▶ **YOUR OBJECTIVE**: From the material below, list every line containing "Information".

_____

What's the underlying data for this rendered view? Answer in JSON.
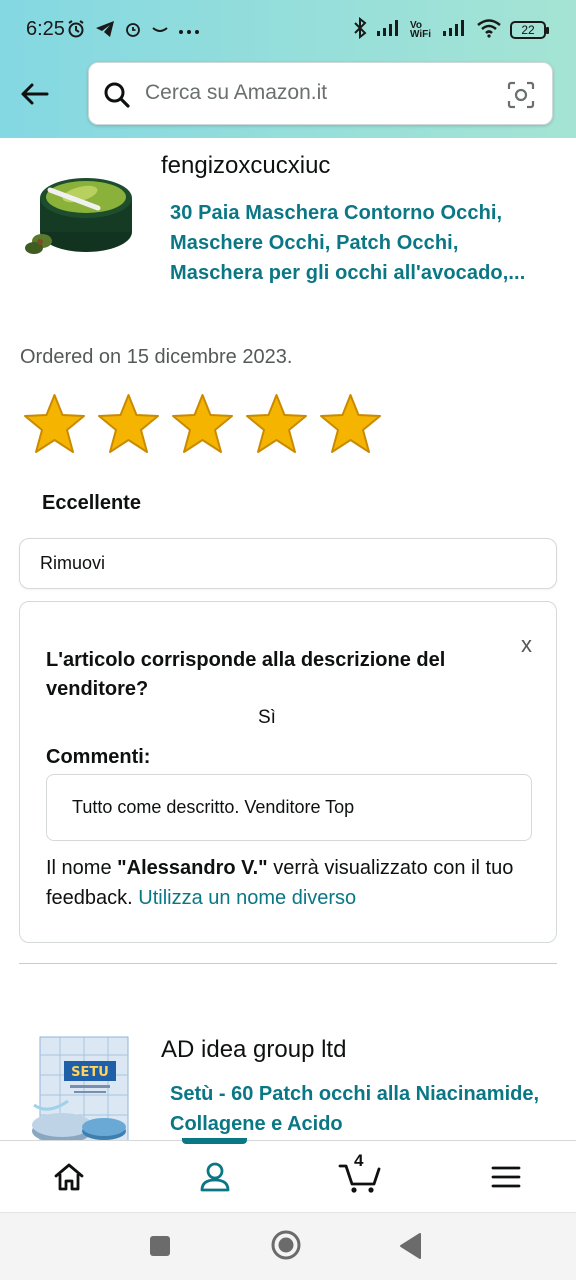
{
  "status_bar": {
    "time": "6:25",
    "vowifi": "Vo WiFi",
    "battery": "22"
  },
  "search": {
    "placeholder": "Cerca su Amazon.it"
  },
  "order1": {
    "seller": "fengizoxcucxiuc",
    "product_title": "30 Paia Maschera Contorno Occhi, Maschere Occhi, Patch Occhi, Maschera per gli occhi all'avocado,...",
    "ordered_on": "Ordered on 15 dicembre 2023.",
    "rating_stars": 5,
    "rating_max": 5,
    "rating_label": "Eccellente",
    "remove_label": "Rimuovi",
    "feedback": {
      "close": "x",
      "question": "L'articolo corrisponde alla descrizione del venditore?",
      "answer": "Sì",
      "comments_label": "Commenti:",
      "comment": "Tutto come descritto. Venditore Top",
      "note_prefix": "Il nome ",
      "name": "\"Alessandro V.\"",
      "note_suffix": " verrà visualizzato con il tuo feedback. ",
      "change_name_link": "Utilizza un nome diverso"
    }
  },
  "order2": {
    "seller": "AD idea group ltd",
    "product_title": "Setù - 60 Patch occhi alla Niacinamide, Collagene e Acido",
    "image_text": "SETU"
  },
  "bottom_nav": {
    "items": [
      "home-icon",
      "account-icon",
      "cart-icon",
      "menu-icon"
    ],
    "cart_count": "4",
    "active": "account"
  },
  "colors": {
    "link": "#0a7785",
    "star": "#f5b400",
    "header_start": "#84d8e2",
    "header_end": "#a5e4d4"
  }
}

_____

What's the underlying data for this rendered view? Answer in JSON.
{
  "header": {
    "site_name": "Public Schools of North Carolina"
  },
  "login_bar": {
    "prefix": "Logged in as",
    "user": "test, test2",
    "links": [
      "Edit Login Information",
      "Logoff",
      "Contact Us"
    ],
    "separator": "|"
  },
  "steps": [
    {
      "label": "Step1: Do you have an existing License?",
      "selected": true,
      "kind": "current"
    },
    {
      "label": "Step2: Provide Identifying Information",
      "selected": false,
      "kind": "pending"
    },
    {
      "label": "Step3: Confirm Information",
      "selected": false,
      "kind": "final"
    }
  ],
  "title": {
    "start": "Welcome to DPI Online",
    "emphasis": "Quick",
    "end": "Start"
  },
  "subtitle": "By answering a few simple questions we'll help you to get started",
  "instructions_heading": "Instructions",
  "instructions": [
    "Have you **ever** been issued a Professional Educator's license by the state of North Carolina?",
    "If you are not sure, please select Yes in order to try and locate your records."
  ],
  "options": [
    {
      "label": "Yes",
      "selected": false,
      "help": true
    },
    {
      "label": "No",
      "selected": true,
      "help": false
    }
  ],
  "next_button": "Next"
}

_____

▶ **TASK OUTPUT**:
      "Edit Login Information",
      "label": "Step2: Provide Identifying Information",
      "label": "Step3: Confirm Information",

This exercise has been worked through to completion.